Requirements: Exclude images, then output the remaining data verbatim.

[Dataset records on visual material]
%%
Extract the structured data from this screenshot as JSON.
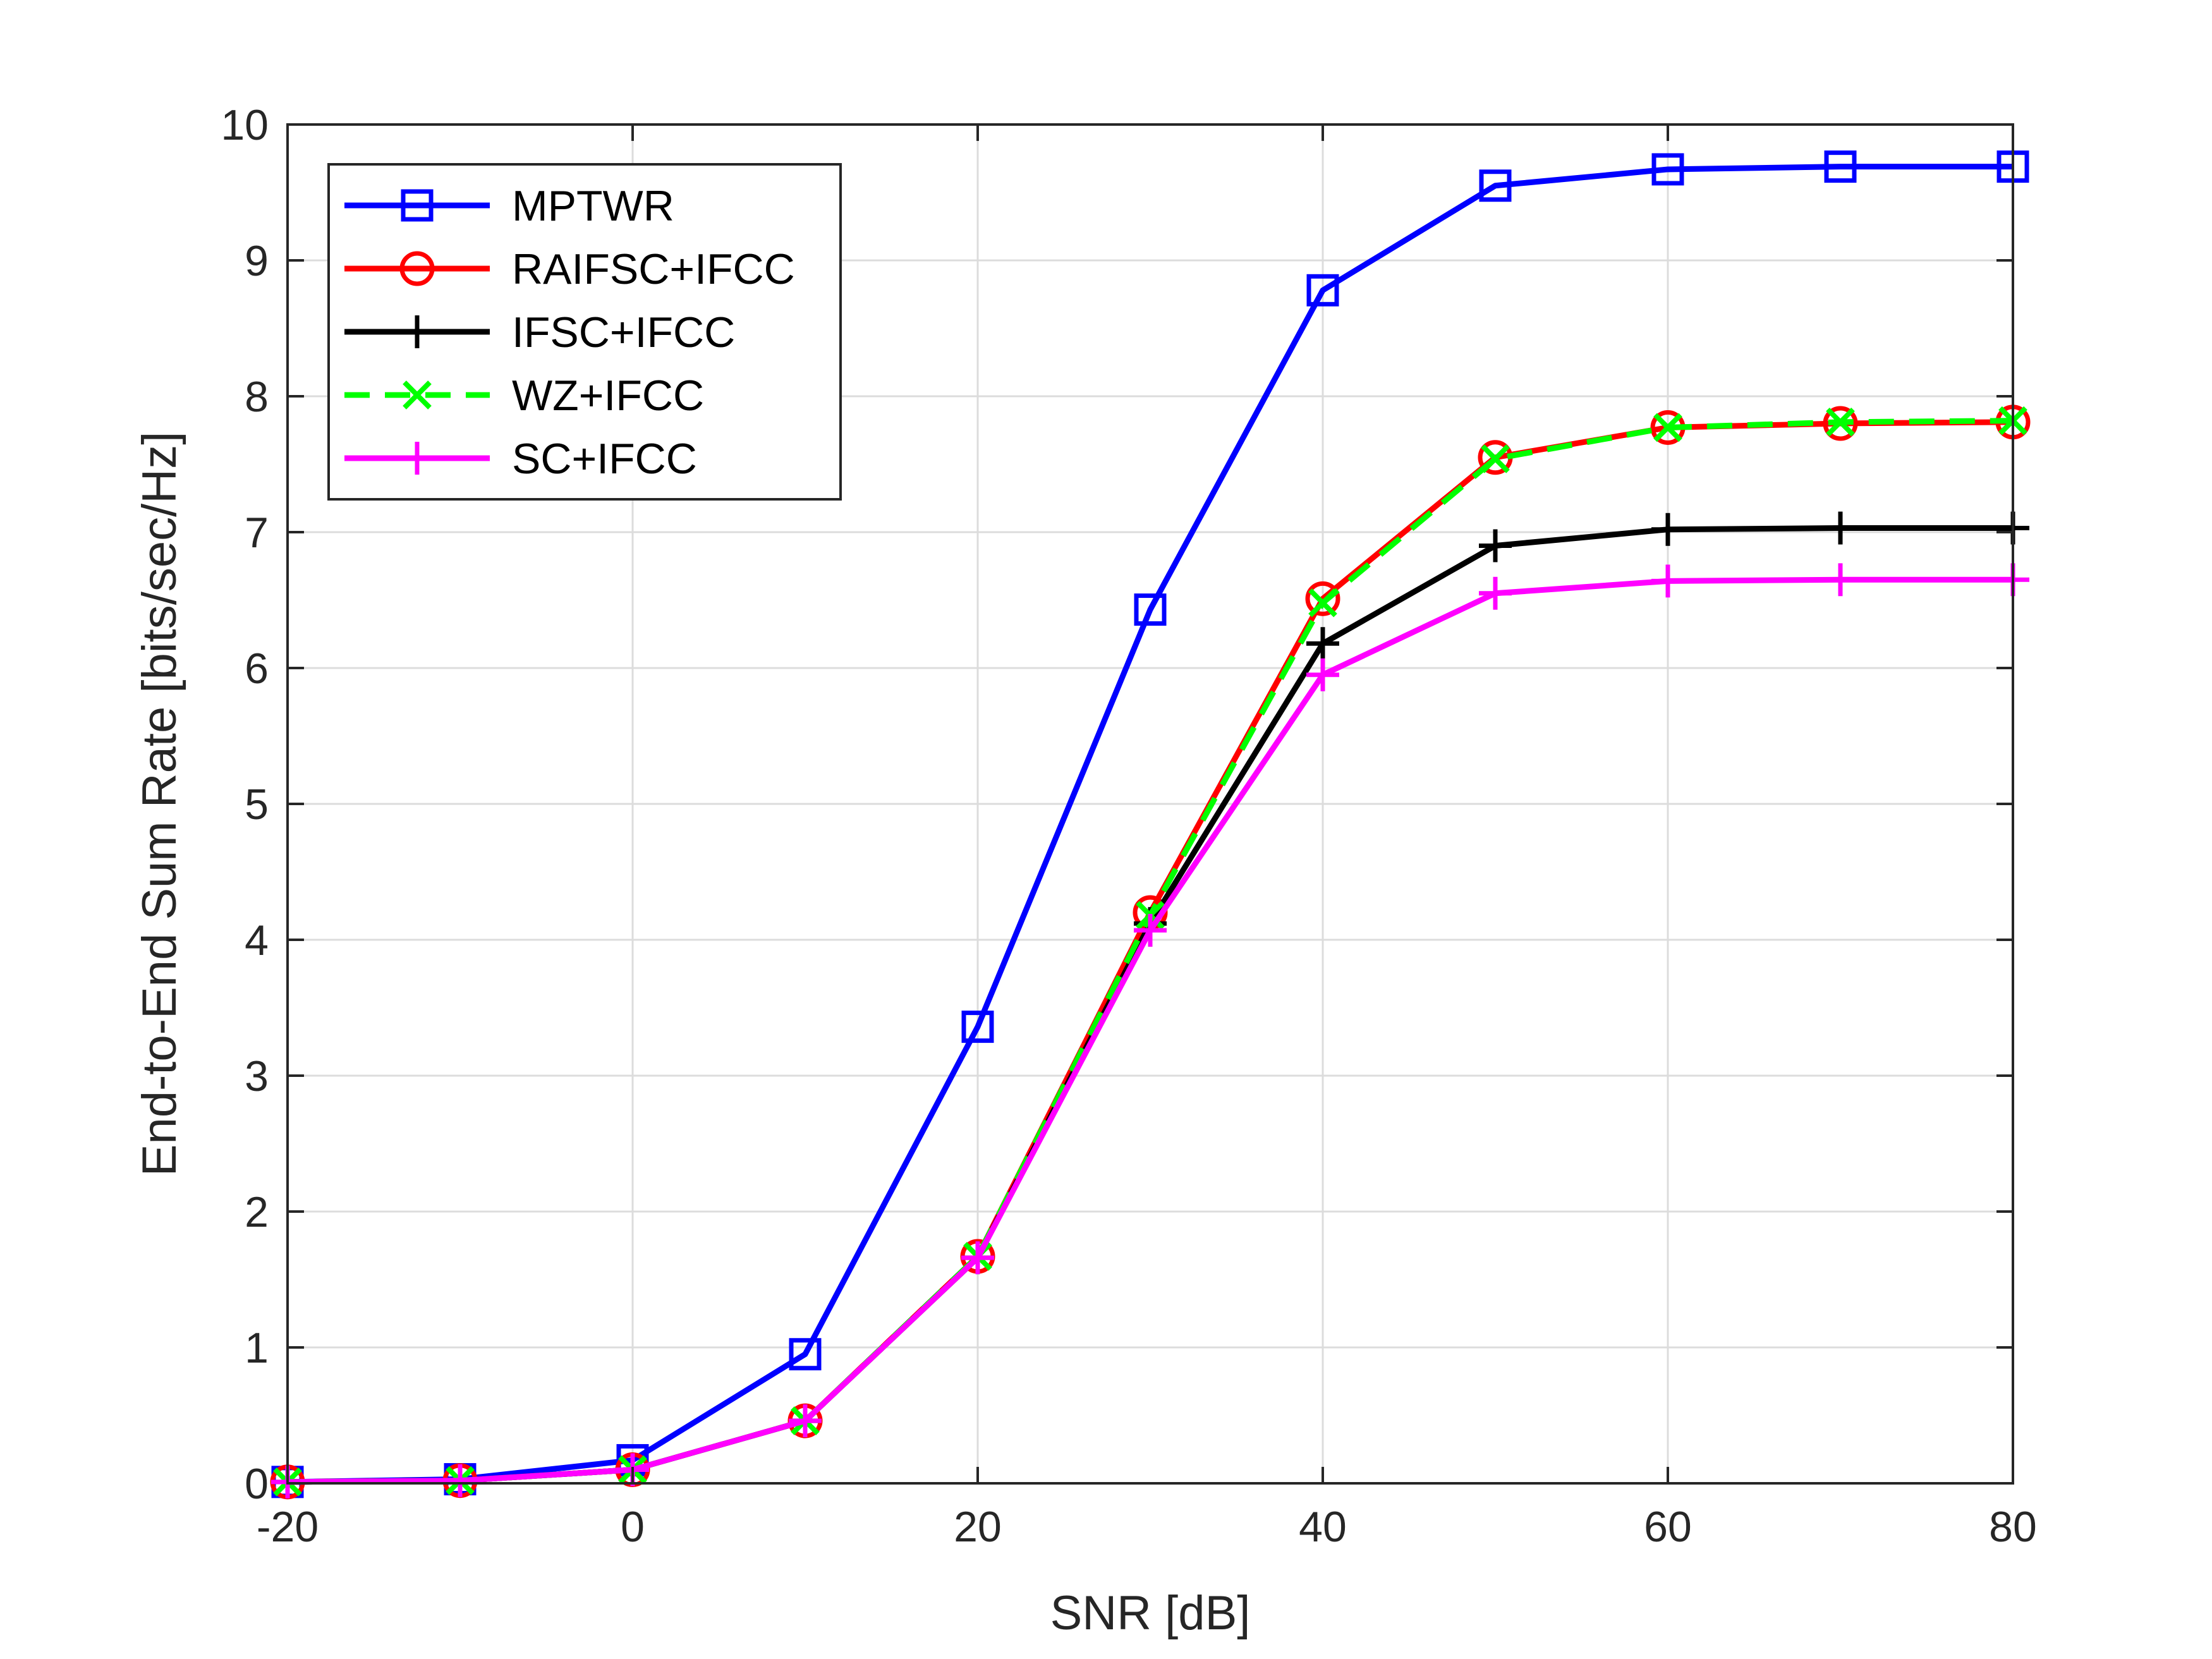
{
  "chart_data": {
    "type": "line",
    "title": "",
    "xlabel": "SNR [dB]",
    "ylabel": "End-to-End Sum Rate [bits/sec/Hz]",
    "xlim": [
      -20,
      80
    ],
    "ylim": [
      0,
      10
    ],
    "grid": true,
    "legend_position": "top-left",
    "x": [
      -20,
      -10,
      0,
      10,
      20,
      30,
      40,
      50,
      60,
      70,
      80
    ],
    "xticks": [
      "-20",
      "0",
      "20",
      "40",
      "60",
      "80"
    ],
    "yticks": [
      "0",
      "1",
      "2",
      "3",
      "4",
      "5",
      "6",
      "7",
      "8",
      "9",
      "10"
    ],
    "series": [
      {
        "name": "MPTWR",
        "color": "#0000ff",
        "marker": "square",
        "dash": "solid",
        "values": [
          0.01,
          0.03,
          0.17,
          0.95,
          3.36,
          6.43,
          8.78,
          9.55,
          9.67,
          9.69,
          9.69
        ]
      },
      {
        "name": "RAIFSC+IFCC",
        "color": "#ff0000",
        "marker": "circle",
        "dash": "solid",
        "values": [
          0.01,
          0.02,
          0.1,
          0.46,
          1.67,
          4.2,
          6.51,
          7.55,
          7.77,
          7.8,
          7.81
        ]
      },
      {
        "name": "IFSC+IFCC",
        "color": "#000000",
        "marker": "plus",
        "dash": "solid",
        "values": [
          0.01,
          0.02,
          0.1,
          0.46,
          1.66,
          4.12,
          6.18,
          6.9,
          7.02,
          7.03,
          7.03
        ]
      },
      {
        "name": "WZ+IFCC",
        "color": "#00ff00",
        "marker": "x",
        "dash": "dashed",
        "values": [
          0.01,
          0.02,
          0.1,
          0.46,
          1.67,
          4.18,
          6.48,
          7.54,
          7.77,
          7.81,
          7.82
        ]
      },
      {
        "name": "SC+IFCC",
        "color": "#ff00ff",
        "marker": "plus",
        "dash": "solid",
        "values": [
          0.01,
          0.02,
          0.1,
          0.46,
          1.66,
          4.07,
          5.95,
          6.55,
          6.64,
          6.65,
          6.65
        ]
      }
    ]
  }
}
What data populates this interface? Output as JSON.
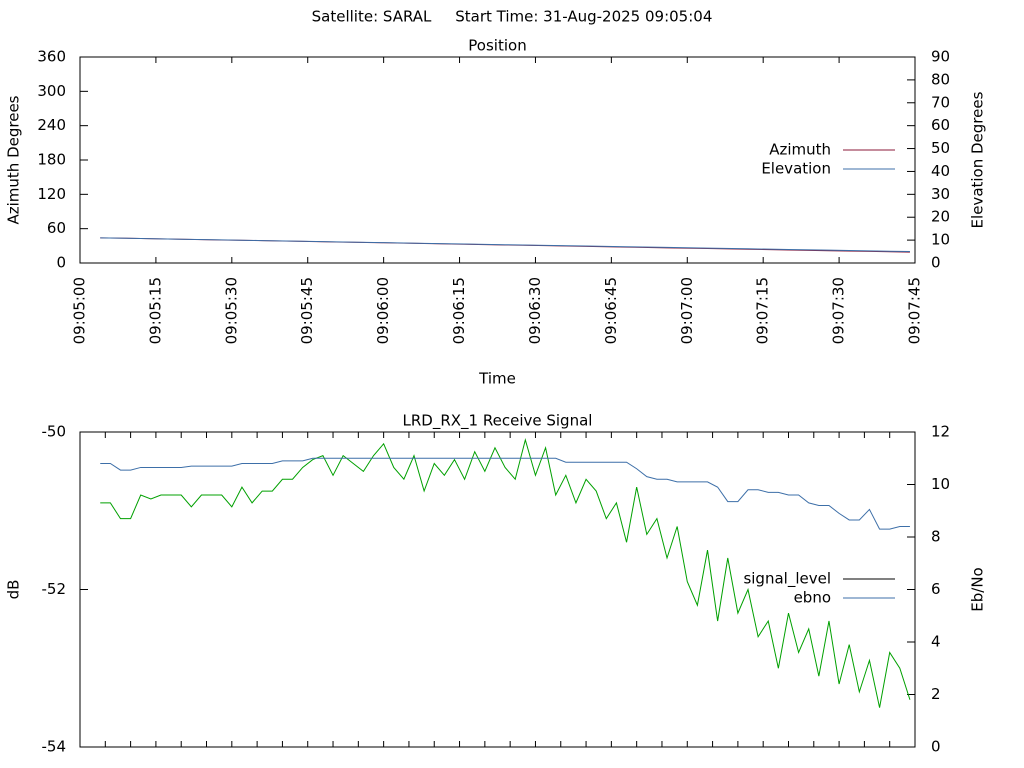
%%
Response below:
Extract the structured data from this screenshot as JSON.
{
  "chart_data": {
    "type": "line",
    "title": "",
    "xlabel": "SNR [dB]",
    "ylabel": "End-to-End Sum Rate [bits/sec/Hz]",
    "xlim": [
      -20,
      80
    ],
    "ylim": [
      0,
      10
    ],
    "grid": true,
    "legend_position": "top-left",
    "x": [
      -20,
      -10,
      0,
      10,
      20,
      30,
      40,
      50,
      60,
      70,
      80
    ],
    "xticks": [
      "-20",
      "0",
      "20",
      "40",
      "60",
      "80"
    ],
    "yticks": [
      "0",
      "1",
      "2",
      "3",
      "4",
      "5",
      "6",
      "7",
      "8",
      "9",
      "10"
    ],
    "series": [
      {
        "name": "MPTWR",
        "color": "#0000ff",
        "marker": "square",
        "dash": "solid",
        "values": [
          0.01,
          0.03,
          0.17,
          0.95,
          3.36,
          6.43,
          8.78,
          9.55,
          9.67,
          9.69,
          9.69
        ]
      },
      {
        "name": "RAIFSC+IFCC",
        "color": "#ff0000",
        "marker": "circle",
        "dash": "solid",
        "values": [
          0.01,
          0.02,
          0.1,
          0.46,
          1.67,
          4.2,
          6.51,
          7.55,
          7.77,
          7.8,
          7.81
        ]
      },
      {
        "name": "IFSC+IFCC",
        "color": "#000000",
        "marker": "plus",
        "dash": "solid",
        "values": [
          0.01,
          0.02,
          0.1,
          0.46,
          1.66,
          4.12,
          6.18,
          6.9,
          7.02,
          7.03,
          7.03
        ]
      },
      {
        "name": "WZ+IFCC",
        "color": "#00ff00",
        "marker": "x",
        "dash": "dashed",
        "values": [
          0.01,
          0.02,
          0.1,
          0.46,
          1.67,
          4.18,
          6.48,
          7.54,
          7.77,
          7.81,
          7.82
        ]
      },
      {
        "name": "SC+IFCC",
        "color": "#ff00ff",
        "marker": "plus",
        "dash": "solid",
        "values": [
          0.01,
          0.02,
          0.1,
          0.46,
          1.66,
          4.07,
          5.95,
          6.55,
          6.64,
          6.65,
          6.65
        ]
      }
    ]
  }
}
What data populates this interface? Output as JSON.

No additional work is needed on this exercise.